Make an exact copy of all the entries below, with the pictures left out.

::: GIVEN INFORMATION

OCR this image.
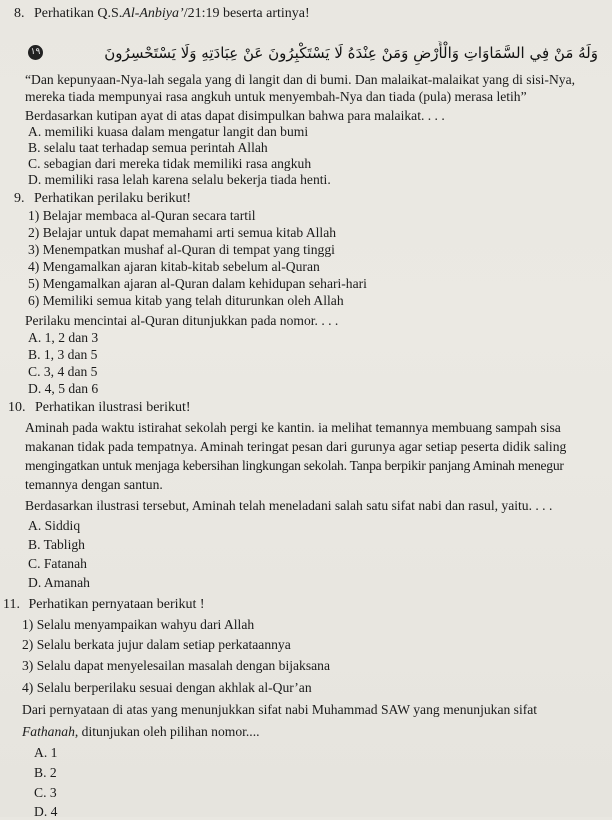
8. Perhatikan Q.S.Al-Anbiya’/21:19 beserta artinya!
وَلَهُ مَنْ فِي السَّمَاوَاتِ وَالْأَرْضِ وَمَنْ عِنْدَهُ لَا يَسْتَكْبِرُونَ عَنْ عِبَادَتِهِ وَلَا يَسْتَحْسِرُونَ
١٩
“Dan kepunyaan-Nya-lah segala yang di langit dan di bumi. Dan malaikat-malaikat yang di sisi-Nya,
mereka tiada mempunyai rasa angkuh untuk menyembah-Nya dan tiada (pula) merasa letih”
Berdasarkan kutipan ayat di atas dapat disimpulkan bahwa para malaikat. . . .
A. memiliki kuasa dalam mengatur langit dan bumi
B. selalu taat terhadap semua perintah Allah
C. sebagian dari mereka tidak memiliki rasa angkuh
D. memiliki rasa lelah karena selalu bekerja tiada henti.
9. Perhatikan perilaku berikut!
1) Belajar membaca al-Quran secara tartil
2) Belajar untuk dapat memahami arti semua kitab Allah
3) Menempatkan mushaf al-Quran di tempat yang tinggi
4) Mengamalkan ajaran kitab-kitab sebelum al-Quran
5) Mengamalkan ajaran al-Quran dalam kehidupan sehari-hari
6) Memiliki semua kitab yang telah diturunkan oleh Allah
Perilaku mencintai al-Quran ditunjukkan pada nomor. . . .
A. 1, 2 dan 3
B. 1, 3 dan 5
C. 3, 4 dan 5
D. 4, 5 dan 6
10. Perhatikan ilustrasi berikut!
Aminah pada waktu istirahat sekolah pergi ke kantin. ia melihat temannya membuang sampah sisa
makanan tidak pada tempatnya. Aminah teringat pesan dari gurunya agar setiap peserta didik saling
mengingatkan untuk menjaga kebersihan lingkungan sekolah. Tanpa berpikir panjang Aminah menegur
temannya dengan santun.
Berdasarkan ilustrasi tersebut, Aminah telah meneladani salah satu sifat nabi dan rasul, yaitu. . . .
A. Siddiq
B. Tabligh
C. Fatanah
D. Amanah
11. Perhatikan pernyataan berikut !
1) Selalu menyampaikan wahyu dari Allah
2) Selalu berkata jujur dalam setiap perkataannya
3) Selalu dapat menyelesailan masalah dengan bijaksana
4) Selalu berperilaku sesuai dengan akhlak al-Qur’an
Dari pernyataan di atas yang menunjukkan sifat nabi Muhammad SAW yang menunjukan sifat
Fathanah, ditunjukan oleh pilihan nomor....
A. 1
B. 2
C. 3
D. 4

::::::

■ **SOLUTION FOR THIS TASK**
OCR this image.
8. Perhatikan Q.S.Al-Anbiya’/21:19 beserta artinya!
وَلَهُ مَنْ فِي السَّمَاوَاتِ وَالْأَرْضِ وَمَنْ عِنْدَهُ لَا يَسْتَكْبِرُونَ عَنْ عِبَادَتِهِ وَلَا يَسْتَحْسِرُونَ
١٩
“Dan kepunyaan-Nya-lah segala yang di langit dan di bumi. Dan malaikat-malaikat yang di sisi-Nya,
mereka tiada mempunyai rasa angkuh untuk menyembah-Nya dan tiada (pula) merasa letih”
Berdasarkan kutipan ayat di atas dapat disimpulkan bahwa para malaikat. . . .
A. memiliki kuasa dalam mengatur langit dan bumi
B. selalu taat terhadap semua perintah Allah
C. sebagian dari mereka tidak memiliki rasa angkuh
D. memiliki rasa lelah karena selalu bekerja tiada henti.
9. Perhatikan perilaku berikut!
1) Belajar membaca al-Quran secara tartil
2) Belajar untuk dapat memahami arti semua kitab Allah
3) Menempatkan mushaf al-Quran di tempat yang tinggi
4) Mengamalkan ajaran kitab-kitab sebelum al-Quran
5) Mengamalkan ajaran al-Quran dalam kehidupan sehari-hari
6) Memiliki semua kitab yang telah diturunkan oleh Allah
Perilaku mencintai al-Quran ditunjukkan pada nomor. . . .
A. 1, 2 dan 3
B. 1, 3 dan 5
C. 3, 4 dan 5
D. 4, 5 dan 6
10. Perhatikan ilustrasi berikut!
Aminah pada waktu istirahat sekolah pergi ke kantin. ia melihat temannya membuang sampah sisa
makanan tidak pada tempatnya. Aminah teringat pesan dari gurunya agar setiap peserta didik saling
mengingatkan untuk menjaga kebersihan lingkungan sekolah. Tanpa berpikir panjang Aminah menegur
temannya dengan santun.
Berdasarkan ilustrasi tersebut, Aminah telah meneladani salah satu sifat nabi dan rasul, yaitu. . . .
A. Siddiq
B. Tabligh
C. Fatanah
D. Amanah
11. Perhatikan pernyataan berikut !
1) Selalu menyampaikan wahyu dari Allah
2) Selalu berkata jujur dalam setiap perkataannya
3) Selalu dapat menyelesailan masalah dengan bijaksana
4) Selalu berperilaku sesuai dengan akhlak al-Qur’an
Dari pernyataan di atas yang menunjukkan sifat nabi Muhammad SAW yang menunjukan sifat
Fathanah, ditunjukan oleh pilihan nomor....
A. 1
B. 2
C. 3
D. 4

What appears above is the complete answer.